**Required task:** Locate the lines that hold the string "this". Copy every such line.

**Task inputs:**
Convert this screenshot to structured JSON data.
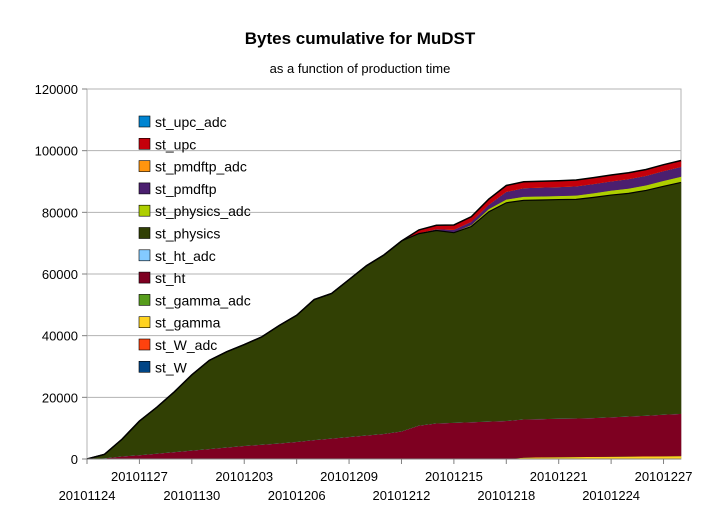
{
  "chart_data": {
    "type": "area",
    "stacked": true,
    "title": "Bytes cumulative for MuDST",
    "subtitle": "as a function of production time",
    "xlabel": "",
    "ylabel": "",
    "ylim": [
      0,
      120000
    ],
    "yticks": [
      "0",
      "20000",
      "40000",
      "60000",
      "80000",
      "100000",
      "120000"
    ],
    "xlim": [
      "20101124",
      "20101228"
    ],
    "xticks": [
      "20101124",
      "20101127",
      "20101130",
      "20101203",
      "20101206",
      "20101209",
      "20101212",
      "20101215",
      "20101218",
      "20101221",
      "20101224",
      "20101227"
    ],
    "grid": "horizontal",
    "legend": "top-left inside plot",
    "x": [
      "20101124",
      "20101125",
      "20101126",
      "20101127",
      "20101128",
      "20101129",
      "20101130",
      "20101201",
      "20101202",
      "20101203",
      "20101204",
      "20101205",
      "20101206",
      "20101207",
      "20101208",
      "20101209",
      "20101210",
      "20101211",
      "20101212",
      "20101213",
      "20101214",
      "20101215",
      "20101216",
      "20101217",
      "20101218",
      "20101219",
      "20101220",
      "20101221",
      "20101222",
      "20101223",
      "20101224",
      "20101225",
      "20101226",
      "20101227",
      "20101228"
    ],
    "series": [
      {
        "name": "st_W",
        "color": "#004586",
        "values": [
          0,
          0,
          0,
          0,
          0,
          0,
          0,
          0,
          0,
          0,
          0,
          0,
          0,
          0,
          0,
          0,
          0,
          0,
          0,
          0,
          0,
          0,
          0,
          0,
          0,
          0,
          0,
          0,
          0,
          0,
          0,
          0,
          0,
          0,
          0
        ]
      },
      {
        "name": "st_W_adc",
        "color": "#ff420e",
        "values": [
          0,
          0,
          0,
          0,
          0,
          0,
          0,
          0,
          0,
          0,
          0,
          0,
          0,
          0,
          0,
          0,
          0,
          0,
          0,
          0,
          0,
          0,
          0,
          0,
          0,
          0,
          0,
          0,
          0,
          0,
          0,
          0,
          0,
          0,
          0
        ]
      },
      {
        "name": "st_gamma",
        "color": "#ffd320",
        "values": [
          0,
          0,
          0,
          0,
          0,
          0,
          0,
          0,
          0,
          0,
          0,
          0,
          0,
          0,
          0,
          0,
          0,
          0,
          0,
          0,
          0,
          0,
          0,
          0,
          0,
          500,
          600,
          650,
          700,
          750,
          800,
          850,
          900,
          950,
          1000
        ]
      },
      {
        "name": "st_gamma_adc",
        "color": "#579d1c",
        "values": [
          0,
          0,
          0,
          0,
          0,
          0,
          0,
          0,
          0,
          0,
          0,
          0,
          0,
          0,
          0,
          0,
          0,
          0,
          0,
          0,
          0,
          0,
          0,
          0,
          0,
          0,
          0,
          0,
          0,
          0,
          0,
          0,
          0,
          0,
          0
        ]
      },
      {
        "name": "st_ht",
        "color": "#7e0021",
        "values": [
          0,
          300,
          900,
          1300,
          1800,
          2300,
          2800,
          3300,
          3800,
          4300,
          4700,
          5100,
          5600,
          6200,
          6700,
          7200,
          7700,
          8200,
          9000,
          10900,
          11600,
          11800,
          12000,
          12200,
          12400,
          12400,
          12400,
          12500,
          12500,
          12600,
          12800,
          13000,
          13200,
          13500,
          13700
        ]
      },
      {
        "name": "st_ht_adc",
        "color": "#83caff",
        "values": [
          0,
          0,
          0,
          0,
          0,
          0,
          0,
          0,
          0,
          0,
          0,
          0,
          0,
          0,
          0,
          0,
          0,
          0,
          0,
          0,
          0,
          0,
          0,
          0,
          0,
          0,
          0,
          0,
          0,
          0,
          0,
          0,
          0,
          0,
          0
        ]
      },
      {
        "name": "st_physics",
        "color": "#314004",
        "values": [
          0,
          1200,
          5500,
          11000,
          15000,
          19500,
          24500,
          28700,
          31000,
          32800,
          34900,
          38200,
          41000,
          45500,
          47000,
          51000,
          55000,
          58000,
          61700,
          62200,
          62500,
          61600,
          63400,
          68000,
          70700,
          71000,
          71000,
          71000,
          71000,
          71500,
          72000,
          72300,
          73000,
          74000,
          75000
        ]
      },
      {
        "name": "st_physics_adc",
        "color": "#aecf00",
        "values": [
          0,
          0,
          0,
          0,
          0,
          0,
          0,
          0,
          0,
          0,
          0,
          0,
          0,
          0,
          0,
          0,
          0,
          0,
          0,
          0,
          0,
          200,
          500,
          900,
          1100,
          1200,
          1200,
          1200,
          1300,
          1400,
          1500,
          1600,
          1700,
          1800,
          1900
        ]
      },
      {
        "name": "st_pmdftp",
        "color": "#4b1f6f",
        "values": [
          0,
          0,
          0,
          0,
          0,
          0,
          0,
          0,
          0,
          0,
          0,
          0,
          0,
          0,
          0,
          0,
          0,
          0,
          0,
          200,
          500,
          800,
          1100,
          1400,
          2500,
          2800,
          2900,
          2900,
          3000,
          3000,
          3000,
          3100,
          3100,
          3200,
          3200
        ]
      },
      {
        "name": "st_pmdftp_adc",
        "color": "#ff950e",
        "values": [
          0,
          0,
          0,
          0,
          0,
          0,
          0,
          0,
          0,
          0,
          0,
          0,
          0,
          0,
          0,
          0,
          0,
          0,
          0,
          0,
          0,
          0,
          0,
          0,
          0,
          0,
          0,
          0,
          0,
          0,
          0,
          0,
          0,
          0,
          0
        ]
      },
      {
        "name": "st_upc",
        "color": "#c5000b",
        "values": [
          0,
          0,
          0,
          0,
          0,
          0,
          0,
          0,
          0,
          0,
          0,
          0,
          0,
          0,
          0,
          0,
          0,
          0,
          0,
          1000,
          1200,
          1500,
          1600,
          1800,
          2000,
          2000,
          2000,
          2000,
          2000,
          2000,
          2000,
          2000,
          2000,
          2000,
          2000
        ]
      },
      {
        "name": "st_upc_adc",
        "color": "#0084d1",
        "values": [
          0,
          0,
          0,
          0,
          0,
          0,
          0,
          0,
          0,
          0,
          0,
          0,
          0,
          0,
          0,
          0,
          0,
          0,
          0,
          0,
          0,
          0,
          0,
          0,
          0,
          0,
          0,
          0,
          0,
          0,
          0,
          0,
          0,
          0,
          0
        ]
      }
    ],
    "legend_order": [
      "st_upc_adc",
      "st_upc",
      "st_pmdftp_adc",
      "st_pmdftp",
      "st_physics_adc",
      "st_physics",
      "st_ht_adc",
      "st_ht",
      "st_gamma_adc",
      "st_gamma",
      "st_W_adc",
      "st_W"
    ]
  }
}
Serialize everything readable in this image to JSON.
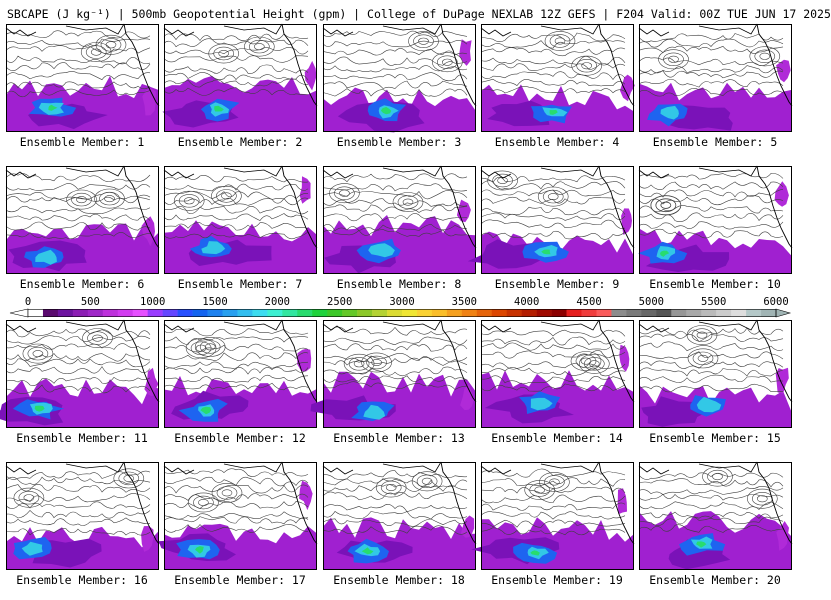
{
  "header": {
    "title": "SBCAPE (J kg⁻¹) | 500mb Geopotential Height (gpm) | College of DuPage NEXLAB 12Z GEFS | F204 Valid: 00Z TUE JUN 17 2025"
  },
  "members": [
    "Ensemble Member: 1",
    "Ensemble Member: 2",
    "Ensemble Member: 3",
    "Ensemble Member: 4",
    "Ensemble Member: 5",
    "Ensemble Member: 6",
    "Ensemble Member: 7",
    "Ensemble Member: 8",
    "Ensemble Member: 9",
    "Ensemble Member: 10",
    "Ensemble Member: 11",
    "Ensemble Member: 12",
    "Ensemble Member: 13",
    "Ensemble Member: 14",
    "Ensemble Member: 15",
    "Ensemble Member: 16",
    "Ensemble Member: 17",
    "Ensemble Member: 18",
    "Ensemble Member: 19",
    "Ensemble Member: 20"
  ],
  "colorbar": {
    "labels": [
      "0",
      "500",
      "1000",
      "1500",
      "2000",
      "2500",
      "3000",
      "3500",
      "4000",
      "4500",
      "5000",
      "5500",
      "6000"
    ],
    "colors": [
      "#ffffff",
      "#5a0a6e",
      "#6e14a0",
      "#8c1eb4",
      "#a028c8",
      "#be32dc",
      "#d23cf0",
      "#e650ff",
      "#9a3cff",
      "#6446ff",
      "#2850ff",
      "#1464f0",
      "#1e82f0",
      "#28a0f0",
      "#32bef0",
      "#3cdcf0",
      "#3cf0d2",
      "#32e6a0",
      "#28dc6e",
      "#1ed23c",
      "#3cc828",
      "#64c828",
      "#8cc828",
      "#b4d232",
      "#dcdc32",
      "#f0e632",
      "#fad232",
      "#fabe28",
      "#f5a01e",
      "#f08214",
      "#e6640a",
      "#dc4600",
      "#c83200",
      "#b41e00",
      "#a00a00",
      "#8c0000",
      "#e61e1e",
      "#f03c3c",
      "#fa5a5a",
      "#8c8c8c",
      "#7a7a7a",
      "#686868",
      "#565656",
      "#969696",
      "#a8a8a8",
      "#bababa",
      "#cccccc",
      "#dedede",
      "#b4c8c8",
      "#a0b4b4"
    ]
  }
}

**The solution:**
Convert this screenshot to structured JSON data.
Serialize everything readable in this image to JSON.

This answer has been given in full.